» **Given exercise**
For each line below that contains the string "icon", copy that line.

» **Excerpted data**
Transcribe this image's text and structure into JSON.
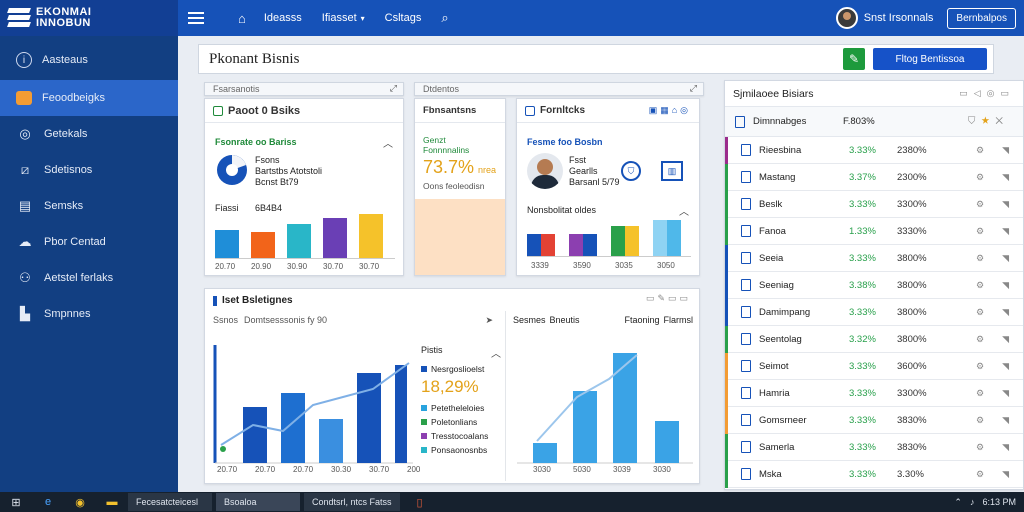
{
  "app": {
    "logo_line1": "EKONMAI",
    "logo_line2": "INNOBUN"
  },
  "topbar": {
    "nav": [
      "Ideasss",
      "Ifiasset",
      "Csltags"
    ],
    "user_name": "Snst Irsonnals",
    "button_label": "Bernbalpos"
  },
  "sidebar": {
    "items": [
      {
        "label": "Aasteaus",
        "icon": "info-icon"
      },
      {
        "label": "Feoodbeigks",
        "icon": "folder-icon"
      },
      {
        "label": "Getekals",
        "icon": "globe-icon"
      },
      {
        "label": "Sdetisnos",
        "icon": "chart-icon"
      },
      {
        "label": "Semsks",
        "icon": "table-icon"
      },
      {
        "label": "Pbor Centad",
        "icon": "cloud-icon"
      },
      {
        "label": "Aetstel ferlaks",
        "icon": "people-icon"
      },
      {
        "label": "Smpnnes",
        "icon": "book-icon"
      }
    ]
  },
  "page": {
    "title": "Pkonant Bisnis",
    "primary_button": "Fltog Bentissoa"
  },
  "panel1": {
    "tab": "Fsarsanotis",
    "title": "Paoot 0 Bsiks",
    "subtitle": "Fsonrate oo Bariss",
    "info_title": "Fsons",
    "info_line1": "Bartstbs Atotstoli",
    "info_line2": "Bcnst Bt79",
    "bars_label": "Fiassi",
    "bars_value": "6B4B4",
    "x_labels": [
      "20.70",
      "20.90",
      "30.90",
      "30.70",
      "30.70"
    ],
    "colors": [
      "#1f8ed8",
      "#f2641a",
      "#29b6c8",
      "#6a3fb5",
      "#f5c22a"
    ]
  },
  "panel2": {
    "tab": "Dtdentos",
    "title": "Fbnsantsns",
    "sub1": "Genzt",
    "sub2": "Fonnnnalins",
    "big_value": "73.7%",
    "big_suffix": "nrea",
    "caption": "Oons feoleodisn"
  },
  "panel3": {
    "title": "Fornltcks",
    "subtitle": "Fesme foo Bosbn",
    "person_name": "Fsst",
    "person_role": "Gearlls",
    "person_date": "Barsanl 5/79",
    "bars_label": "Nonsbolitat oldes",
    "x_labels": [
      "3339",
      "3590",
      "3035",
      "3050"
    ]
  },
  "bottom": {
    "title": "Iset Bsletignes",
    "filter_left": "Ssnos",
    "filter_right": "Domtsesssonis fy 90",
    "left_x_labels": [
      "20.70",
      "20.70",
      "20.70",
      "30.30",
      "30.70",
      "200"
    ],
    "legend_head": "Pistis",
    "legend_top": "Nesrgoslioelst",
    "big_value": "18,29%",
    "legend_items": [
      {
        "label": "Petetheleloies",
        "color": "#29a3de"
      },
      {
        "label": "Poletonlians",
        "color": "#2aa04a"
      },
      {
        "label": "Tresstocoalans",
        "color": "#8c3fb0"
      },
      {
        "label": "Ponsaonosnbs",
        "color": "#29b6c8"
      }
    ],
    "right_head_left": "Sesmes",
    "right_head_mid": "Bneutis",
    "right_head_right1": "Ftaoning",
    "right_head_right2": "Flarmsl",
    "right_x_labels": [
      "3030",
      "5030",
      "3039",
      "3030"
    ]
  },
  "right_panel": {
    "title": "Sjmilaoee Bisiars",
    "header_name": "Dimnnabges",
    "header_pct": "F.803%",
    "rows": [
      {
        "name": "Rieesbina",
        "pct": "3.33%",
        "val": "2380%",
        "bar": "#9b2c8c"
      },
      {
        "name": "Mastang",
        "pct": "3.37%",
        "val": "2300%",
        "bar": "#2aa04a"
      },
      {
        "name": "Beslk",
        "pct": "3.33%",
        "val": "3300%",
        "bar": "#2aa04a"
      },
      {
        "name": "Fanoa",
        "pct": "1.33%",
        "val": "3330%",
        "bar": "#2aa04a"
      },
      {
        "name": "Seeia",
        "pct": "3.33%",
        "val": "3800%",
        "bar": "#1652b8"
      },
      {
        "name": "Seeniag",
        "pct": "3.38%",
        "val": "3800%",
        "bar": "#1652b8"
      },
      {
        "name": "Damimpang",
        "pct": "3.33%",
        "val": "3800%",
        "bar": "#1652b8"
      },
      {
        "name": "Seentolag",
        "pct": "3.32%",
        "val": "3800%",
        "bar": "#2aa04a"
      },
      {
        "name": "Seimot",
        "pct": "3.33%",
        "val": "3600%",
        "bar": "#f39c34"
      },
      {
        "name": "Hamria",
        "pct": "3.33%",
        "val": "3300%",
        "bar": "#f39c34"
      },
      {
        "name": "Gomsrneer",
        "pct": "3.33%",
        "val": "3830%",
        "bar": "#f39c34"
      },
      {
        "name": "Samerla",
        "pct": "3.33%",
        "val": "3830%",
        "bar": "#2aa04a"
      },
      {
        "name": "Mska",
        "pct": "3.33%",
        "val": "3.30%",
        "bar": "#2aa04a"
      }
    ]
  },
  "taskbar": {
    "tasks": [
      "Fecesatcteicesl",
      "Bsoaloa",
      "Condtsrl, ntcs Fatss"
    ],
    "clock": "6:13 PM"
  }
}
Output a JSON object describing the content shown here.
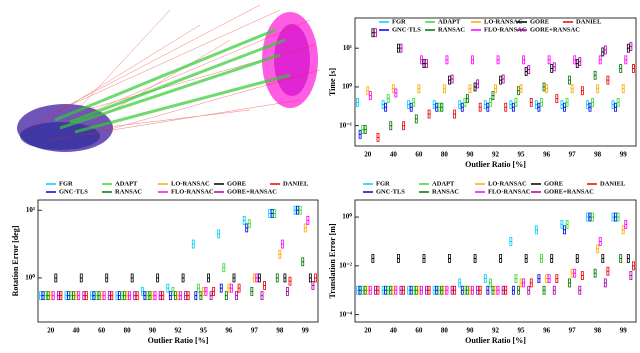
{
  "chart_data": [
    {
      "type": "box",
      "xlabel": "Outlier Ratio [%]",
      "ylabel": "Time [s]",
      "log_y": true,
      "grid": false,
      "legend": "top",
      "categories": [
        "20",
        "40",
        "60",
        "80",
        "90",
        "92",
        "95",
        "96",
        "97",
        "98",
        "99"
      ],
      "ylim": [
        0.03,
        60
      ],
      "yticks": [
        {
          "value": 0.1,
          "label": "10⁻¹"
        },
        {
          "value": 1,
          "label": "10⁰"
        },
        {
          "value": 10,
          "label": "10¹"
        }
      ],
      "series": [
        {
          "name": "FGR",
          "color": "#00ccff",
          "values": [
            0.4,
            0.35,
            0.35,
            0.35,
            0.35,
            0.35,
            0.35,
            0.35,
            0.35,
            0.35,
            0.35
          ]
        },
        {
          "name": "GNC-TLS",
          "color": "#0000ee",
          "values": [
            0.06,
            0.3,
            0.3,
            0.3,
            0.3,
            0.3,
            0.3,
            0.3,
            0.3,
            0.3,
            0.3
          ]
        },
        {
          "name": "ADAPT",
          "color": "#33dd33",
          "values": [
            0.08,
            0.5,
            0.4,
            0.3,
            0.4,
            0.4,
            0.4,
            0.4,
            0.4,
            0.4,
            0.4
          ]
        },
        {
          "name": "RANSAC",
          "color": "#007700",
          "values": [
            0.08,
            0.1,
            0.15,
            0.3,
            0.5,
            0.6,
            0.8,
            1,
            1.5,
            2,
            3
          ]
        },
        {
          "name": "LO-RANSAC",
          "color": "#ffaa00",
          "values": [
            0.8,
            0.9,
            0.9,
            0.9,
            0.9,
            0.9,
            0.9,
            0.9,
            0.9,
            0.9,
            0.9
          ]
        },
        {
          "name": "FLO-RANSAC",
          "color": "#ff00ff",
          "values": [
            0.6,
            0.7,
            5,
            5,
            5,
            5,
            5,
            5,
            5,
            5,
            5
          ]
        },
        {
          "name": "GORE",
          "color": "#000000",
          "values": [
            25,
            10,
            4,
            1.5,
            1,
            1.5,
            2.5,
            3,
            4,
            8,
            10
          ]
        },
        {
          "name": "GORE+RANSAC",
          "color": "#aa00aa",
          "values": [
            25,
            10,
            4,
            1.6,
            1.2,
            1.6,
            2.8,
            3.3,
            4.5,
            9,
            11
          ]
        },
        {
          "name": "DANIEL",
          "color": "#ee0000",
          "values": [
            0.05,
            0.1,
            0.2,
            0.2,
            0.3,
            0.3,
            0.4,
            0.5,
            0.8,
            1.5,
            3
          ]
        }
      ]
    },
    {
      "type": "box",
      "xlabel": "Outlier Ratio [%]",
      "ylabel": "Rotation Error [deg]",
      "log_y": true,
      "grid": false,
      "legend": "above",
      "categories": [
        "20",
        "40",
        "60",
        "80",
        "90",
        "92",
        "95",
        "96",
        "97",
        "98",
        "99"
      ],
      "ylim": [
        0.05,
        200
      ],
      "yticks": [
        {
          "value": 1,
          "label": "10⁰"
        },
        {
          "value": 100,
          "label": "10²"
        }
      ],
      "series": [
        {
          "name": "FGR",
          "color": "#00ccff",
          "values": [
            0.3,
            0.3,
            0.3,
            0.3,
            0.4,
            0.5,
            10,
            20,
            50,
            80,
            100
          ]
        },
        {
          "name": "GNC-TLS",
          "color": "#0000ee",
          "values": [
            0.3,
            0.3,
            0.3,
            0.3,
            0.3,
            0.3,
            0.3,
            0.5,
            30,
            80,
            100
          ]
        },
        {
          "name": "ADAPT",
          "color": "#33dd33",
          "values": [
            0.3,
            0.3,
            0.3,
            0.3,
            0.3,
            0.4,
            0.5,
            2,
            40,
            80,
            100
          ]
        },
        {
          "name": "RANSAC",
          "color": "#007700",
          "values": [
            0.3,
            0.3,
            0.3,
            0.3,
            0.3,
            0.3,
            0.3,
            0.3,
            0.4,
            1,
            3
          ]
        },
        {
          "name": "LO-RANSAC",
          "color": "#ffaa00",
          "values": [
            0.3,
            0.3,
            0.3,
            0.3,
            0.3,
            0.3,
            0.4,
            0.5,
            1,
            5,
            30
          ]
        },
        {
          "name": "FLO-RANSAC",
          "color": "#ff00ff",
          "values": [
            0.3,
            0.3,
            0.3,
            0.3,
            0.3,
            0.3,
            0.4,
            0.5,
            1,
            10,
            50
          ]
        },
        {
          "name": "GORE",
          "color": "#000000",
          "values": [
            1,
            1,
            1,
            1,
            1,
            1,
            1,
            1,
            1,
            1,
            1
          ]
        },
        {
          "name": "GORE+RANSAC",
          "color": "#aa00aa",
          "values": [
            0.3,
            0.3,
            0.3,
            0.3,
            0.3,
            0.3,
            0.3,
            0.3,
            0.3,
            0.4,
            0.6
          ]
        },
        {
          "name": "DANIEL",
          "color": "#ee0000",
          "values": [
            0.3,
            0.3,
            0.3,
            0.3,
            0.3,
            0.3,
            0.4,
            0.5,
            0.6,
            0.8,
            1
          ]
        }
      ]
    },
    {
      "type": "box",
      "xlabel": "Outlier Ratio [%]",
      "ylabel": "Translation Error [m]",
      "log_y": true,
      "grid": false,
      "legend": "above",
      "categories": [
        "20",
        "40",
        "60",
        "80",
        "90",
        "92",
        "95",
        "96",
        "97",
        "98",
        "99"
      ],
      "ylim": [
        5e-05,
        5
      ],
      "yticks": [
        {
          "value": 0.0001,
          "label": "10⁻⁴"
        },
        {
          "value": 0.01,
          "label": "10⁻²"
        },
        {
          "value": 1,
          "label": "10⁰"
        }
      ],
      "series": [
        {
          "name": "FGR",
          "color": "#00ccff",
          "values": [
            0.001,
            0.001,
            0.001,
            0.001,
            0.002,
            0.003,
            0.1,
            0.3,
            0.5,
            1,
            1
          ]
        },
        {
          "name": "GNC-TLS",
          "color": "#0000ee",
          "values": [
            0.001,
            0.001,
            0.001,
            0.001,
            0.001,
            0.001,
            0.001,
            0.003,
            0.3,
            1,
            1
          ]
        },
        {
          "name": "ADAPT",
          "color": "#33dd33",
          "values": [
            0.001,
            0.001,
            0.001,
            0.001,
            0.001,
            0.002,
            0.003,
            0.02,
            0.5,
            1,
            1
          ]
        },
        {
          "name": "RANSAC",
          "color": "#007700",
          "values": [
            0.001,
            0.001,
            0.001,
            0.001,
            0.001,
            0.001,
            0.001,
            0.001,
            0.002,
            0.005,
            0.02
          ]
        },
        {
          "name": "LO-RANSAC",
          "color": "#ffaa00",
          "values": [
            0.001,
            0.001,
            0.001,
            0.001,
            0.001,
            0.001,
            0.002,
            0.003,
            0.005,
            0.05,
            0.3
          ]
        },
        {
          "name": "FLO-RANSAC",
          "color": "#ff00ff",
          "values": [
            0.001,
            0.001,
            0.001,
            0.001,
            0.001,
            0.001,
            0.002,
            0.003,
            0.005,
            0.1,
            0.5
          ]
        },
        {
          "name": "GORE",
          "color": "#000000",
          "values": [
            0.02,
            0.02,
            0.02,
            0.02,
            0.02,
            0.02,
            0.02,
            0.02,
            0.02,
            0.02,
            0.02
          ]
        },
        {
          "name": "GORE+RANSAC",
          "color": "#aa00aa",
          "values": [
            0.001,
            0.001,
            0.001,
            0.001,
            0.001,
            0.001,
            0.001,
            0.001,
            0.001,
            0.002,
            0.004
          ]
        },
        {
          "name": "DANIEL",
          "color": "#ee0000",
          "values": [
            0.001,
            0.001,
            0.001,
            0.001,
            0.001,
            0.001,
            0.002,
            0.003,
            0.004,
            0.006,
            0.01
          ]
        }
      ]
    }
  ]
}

» **Task result**
        "icon": "info-icon"
        "icon": "folder-icon"
        "icon": "globe-icon"
        "icon": "chart-icon"
        "icon": "table-icon"
        "icon": "cloud-icon"
        "icon": "people-icon"
        "icon": "book-icon"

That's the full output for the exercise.